**EXERCISE DETAILS:**
Restate each entry word for word, leaving nothing out.

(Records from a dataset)
- - - - - - -
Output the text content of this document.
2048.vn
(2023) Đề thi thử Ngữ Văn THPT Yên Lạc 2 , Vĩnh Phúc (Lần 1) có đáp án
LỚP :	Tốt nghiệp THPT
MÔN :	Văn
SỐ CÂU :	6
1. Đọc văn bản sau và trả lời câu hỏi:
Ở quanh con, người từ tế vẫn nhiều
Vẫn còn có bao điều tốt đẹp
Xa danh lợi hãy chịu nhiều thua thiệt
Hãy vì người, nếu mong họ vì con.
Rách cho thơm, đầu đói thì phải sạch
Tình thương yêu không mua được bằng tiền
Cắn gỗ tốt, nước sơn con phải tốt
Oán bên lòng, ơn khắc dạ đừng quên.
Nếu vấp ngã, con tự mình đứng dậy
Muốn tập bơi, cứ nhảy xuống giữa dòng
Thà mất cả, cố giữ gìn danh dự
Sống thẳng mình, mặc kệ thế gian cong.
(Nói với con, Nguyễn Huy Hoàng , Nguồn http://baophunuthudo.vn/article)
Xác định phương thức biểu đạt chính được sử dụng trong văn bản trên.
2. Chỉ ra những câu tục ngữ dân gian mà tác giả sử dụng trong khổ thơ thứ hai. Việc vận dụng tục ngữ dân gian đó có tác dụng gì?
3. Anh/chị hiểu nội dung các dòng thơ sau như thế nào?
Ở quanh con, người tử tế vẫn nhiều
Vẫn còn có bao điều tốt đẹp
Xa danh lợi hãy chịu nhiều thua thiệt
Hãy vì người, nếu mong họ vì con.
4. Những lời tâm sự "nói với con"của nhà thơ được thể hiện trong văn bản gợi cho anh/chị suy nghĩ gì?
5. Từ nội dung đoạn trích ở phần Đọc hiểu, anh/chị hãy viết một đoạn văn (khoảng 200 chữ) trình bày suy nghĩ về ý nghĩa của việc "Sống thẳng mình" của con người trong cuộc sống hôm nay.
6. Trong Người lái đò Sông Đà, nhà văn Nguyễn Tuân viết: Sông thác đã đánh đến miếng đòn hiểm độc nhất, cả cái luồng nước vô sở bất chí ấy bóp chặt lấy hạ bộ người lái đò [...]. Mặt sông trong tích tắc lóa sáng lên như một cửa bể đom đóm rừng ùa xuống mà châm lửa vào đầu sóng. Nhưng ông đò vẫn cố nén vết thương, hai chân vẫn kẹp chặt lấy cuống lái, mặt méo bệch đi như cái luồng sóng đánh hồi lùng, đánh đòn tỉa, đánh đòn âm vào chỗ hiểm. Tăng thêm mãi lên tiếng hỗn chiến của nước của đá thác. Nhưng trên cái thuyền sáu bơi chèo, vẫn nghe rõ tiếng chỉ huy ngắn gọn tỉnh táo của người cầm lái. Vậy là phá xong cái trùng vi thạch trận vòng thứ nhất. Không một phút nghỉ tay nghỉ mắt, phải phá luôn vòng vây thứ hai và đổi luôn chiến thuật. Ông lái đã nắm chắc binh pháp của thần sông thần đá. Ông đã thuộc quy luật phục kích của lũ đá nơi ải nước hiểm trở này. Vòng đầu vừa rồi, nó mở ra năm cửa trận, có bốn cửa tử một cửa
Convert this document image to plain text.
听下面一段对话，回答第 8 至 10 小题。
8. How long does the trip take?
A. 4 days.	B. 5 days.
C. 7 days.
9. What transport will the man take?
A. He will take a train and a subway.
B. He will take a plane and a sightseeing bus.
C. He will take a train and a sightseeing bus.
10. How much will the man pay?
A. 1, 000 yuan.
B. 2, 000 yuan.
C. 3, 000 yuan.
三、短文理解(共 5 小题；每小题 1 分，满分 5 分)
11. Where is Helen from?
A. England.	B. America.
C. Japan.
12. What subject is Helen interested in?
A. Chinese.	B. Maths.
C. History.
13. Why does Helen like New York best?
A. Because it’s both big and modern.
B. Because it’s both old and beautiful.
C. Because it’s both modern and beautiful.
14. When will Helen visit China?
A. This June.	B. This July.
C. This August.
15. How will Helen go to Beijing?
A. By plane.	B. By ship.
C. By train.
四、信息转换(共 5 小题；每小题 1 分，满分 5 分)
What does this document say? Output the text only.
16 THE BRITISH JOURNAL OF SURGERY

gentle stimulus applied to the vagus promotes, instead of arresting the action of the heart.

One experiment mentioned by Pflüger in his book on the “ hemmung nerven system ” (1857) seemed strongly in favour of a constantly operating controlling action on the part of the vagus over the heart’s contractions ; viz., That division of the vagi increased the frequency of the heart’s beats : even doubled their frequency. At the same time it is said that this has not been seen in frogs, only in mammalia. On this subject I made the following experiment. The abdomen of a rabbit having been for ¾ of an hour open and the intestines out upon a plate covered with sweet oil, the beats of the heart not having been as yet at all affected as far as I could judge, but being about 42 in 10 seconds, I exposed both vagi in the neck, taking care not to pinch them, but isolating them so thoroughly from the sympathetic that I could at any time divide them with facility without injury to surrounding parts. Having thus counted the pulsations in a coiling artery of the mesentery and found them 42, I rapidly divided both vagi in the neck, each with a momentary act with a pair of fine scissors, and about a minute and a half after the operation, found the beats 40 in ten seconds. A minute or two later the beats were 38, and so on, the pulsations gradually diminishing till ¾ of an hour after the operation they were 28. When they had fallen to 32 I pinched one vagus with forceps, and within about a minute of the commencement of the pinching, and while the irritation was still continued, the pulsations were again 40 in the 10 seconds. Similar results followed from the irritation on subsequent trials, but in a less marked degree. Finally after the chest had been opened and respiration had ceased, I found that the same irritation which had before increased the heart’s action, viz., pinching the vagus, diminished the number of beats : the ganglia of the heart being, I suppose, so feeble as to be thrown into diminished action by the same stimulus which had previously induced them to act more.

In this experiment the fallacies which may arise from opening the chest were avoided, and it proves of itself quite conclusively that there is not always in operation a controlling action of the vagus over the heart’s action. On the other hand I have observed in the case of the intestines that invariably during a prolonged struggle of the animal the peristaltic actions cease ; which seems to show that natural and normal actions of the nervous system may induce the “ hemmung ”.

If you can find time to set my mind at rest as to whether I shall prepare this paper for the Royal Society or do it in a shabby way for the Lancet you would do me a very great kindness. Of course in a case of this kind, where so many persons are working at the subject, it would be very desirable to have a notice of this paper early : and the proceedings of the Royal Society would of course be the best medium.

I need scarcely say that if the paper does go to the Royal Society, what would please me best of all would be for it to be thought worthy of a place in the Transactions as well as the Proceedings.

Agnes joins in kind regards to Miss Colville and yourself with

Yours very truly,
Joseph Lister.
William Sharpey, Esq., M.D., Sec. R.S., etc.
- - - - - - -
**SOLUTION FOR THIS EXERCISE:**
Output the text content of this document.
2048.vn
(2023) Đề thi thử Ngữ Văn THPT Yên Lạc 2 , Vĩnh Phúc (Lần 1) có đáp án
LỚP :	Tốt nghiệp THPT
MÔN :	Văn
SỐ CÂU :	6
1. Đọc văn bản sau và trả lời câu hỏi:
Ở quanh con, người từ tế vẫn nhiều
Vẫn còn có bao điều tốt đẹp
Xa danh lợi hãy chịu nhiều thua thiệt
Hãy vì người, nếu mong họ vì con.
Rách cho thơm, đầu đói thì phải sạch
Tình thương yêu không mua được bằng tiền
Cắn gỗ tốt, nước sơn con phải tốt
Oán bên lòng, ơn khắc dạ đừng quên.
Nếu vấp ngã, con tự mình đứng dậy
Muốn tập bơi, cứ nhảy xuống giữa dòng
Thà mất cả, cố giữ gìn danh dự
Sống thẳng mình, mặc kệ thế gian cong.
(Nói với con, Nguyễn Huy Hoàng , Nguồn http://baophunuthudo.vn/article)
Xác định phương thức biểu đạt chính được sử dụng trong văn bản trên.
2. Chỉ ra những câu tục ngữ dân gian mà tác giả sử dụng trong khổ thơ thứ hai. Việc vận dụng tục ngữ dân gian đó có tác dụng gì?
3. Anh/chị hiểu nội dung các dòng thơ sau như thế nào?
Ở quanh con, người tử tế vẫn nhiều
Vẫn còn có bao điều tốt đẹp
Xa danh lợi hãy chịu nhiều thua thiệt
Hãy vì người, nếu mong họ vì con.
4. Những lời tâm sự "nói với con"của nhà thơ được thể hiện trong văn bản gợi cho anh/chị suy nghĩ gì?
5. Từ nội dung đoạn trích ở phần Đọc hiểu, anh/chị hãy viết một đoạn văn (khoảng 200 chữ) trình bày suy nghĩ về ý nghĩa của việc "Sống thẳng mình" của con người trong cuộc sống hôm nay.
6. Trong Người lái đò Sông Đà, nhà văn Nguyễn Tuân viết: Sông thác đã đánh đến miếng đòn hiểm độc nhất, cả cái luồng nước vô sở bất chí ấy bóp chặt lấy hạ bộ người lái đò [...]. Mặt sông trong tích tắc lóa sáng lên như một cửa bể đom đóm rừng ùa xuống mà châm lửa vào đầu sóng. Nhưng ông đò vẫn cố nén vết thương, hai chân vẫn kẹp chặt lấy cuống lái, mặt méo bệch đi như cái luồng sóng đánh hồi lùng, đánh đòn tỉa, đánh đòn âm vào chỗ hiểm. Tăng thêm mãi lên tiếng hỗn chiến của nước của đá thác. Nhưng trên cái thuyền sáu bơi chèo, vẫn nghe rõ tiếng chỉ huy ngắn gọn tỉnh táo của người cầm lái. Vậy là phá xong cái trùng vi thạch trận vòng thứ nhất. Không một phút nghỉ tay nghỉ mắt, phải phá luôn vòng vây thứ hai và đổi luôn chiến thuật. Ông lái đã nắm chắc binh pháp của thần sông thần đá. Ông đã thuộc quy luật phục kích của lũ đá nơi ải nước hiểm trở này. Vòng đầu vừa rồi, nó mở ra năm cửa trận, có bốn cửa tử một cửa
Convert this document image to plain text.
听下面一段对话，回答第 8 至 10 小题。
8. How long does the trip take?
A. 4 days.	B. 5 days.
C. 7 days.
9. What transport will the man take?
A. He will take a train and a subway.
B. He will take a plane and a sightseeing bus.
C. He will take a train and a sightseeing bus.
10. How much will the man pay?
A. 1, 000 yuan.
B. 2, 000 yuan.
C. 3, 000 yuan.
三、短文理解(共 5 小题；每小题 1 分，满分 5 分)
11. Where is Helen from?
A. England.	B. America.
C. Japan.
12. What subject is Helen interested in?
A. Chinese.	B. Maths.
C. History.
13. Why does Helen like New York best?
A. Because it’s both big and modern.
B. Because it’s both old and beautiful.
C. Because it’s both modern and beautiful.
14. When will Helen visit China?
A. This June.	B. This July.
C. This August.
15. How will Helen go to Beijing?
A. By plane.	B. By ship.
C. By train.
四、信息转换(共 5 小题；每小题 1 分，满分 5 分)
What does this document say? Output the text only.
16 THE BRITISH JOURNAL OF SURGERY

gentle stimulus applied to the vagus promotes, instead of arresting the action of the heart.

One experiment mentioned by Pflüger in his book on the “ hemmung nerven system ” (1857) seemed strongly in favour of a constantly operating controlling action on the part of the vagus over the heart’s contractions ; viz., That division of the vagi increased the frequency of the heart’s beats : even doubled their frequency. At the same time it is said that this has not been seen in frogs, only in mammalia. On this subject I made the following experiment. The abdomen of a rabbit having been for ¾ of an hour open and the intestines out upon a plate covered with sweet oil, the beats of the heart not having been as yet at all affected as far as I could judge, but being about 42 in 10 seconds, I exposed both vagi in the neck, taking care not to pinch them, but isolating them so thoroughly from the sympathetic that I could at any time divide them with facility without injury to surrounding parts. Having thus counted the pulsations in a coiling artery of the mesentery and found them 42, I rapidly divided both vagi in the neck, each with a momentary act with a pair of fine scissors, and about a minute and a half after the operation, found the beats 40 in ten seconds. A minute or two later the beats were 38, and so on, the pulsations gradually diminishing till ¾ of an hour after the operation they were 28. When they had fallen to 32 I pinched one vagus with forceps, and within about a minute of the commencement of the pinching, and while the irritation was still continued, the pulsations were again 40 in the 10 seconds. Similar results followed from the irritation on subsequent trials, but in a less marked degree. Finally after the chest had been opened and respiration had ceased, I found that the same irritation which had before increased the heart’s action, viz., pinching the vagus, diminished the number of beats : the ganglia of the heart being, I suppose, so feeble as to be thrown into diminished action by the same stimulus which had previously induced them to act more.

In this experiment the fallacies which may arise from opening the chest were avoided, and it proves of itself quite conclusively that there is not always in operation a controlling action of the vagus over the heart’s action. On the other hand I have observed in the case of the intestines that invariably during a prolonged struggle of the animal the peristaltic actions cease ; which seems to show that natural and normal actions of the nervous system may induce the “ hemmung ”.

If you can find time to set my mind at rest as to whether I shall prepare this paper for the Royal Society or do it in a shabby way for the Lancet you would do me a very great kindness. Of course in a case of this kind, where so many persons are working at the subject, it would be very desirable to have a notice of this paper early : and the proceedings of the Royal Society would of course be the best medium.

I need scarcely say that if the paper does go to the Royal Society, what would please me best of all would be for it to be thought worthy of a place in the Transactions as well as the Proceedings.

Agnes joins in kind regards to Miss Colville and yourself with

Yours very truly,
Joseph Lister.
William Sharpey, Esq., M.D., Sec. R.S., etc.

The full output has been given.